Problem requirements - Output every line of the material exactly, omitting images.

Collection entries:
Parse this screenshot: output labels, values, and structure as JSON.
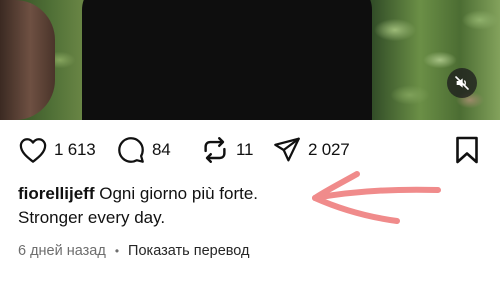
{
  "post": {
    "media": {
      "mute_icon": "speaker-muted-icon"
    },
    "actions": {
      "like": {
        "icon": "heart-icon",
        "count": "1 613"
      },
      "comment": {
        "icon": "comment-icon",
        "count": "84"
      },
      "repost": {
        "icon": "repost-icon",
        "count": "11"
      },
      "share": {
        "icon": "send-icon",
        "count": "2 027"
      },
      "save": {
        "icon": "bookmark-icon"
      }
    },
    "caption": {
      "username": "fiorellijeff",
      "text_line1": "Ogni giorno più forte.",
      "text_line2": "Stronger every day."
    },
    "meta": {
      "time_ago": "6 дней назад",
      "separator": "•",
      "translate_link": "Показать перевод"
    },
    "annotation": {
      "type": "hand-drawn-arrow",
      "color": "#f08b8b"
    }
  }
}
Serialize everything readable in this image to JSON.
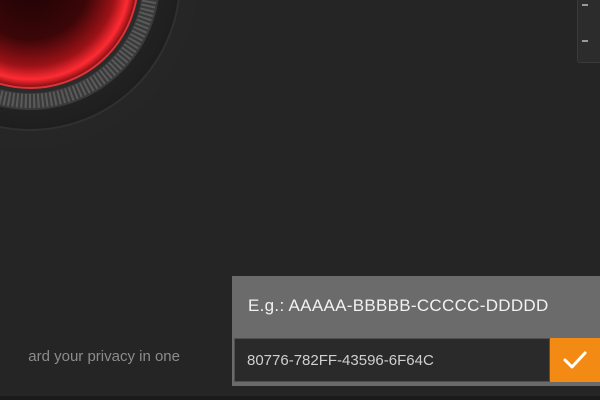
{
  "tagline": "ard your privacy in one",
  "license": {
    "example_label": "E.g.: AAAAA-BBBBB-CCCCC-DDDDD",
    "key_value": "80776-782FF-43596-6F64C"
  },
  "icons": {
    "confirm": "checkmark-icon",
    "dial": "power-dial-icon"
  },
  "colors": {
    "accent": "#f28a14",
    "dial_red": "#e0242b",
    "panel": "#6b6b6b",
    "background": "#252525"
  }
}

Task response -
Parse this screenshot: output labels, values, and structure as JSON.
{
  "post": {
    "media": {
      "mute_icon": "speaker-muted-icon"
    },
    "actions": {
      "like": {
        "icon": "heart-icon",
        "count": "1 613"
      },
      "comment": {
        "icon": "comment-icon",
        "count": "84"
      },
      "repost": {
        "icon": "repost-icon",
        "count": "11"
      },
      "share": {
        "icon": "send-icon",
        "count": "2 027"
      },
      "save": {
        "icon": "bookmark-icon"
      }
    },
    "caption": {
      "username": "fiorellijeff",
      "text_line1": "Ogni giorno più forte.",
      "text_line2": "Stronger every day."
    },
    "meta": {
      "time_ago": "6 дней назад",
      "separator": "•",
      "translate_link": "Показать перевод"
    },
    "annotation": {
      "type": "hand-drawn-arrow",
      "color": "#f08b8b"
    }
  }
}
Serialize everything readable in this image to JSON.
{
  "tagline": "ard your privacy in one",
  "license": {
    "example_label": "E.g.: AAAAA-BBBBB-CCCCC-DDDDD",
    "key_value": "80776-782FF-43596-6F64C"
  },
  "icons": {
    "confirm": "checkmark-icon",
    "dial": "power-dial-icon"
  },
  "colors": {
    "accent": "#f28a14",
    "dial_red": "#e0242b",
    "panel": "#6b6b6b",
    "background": "#252525"
  }
}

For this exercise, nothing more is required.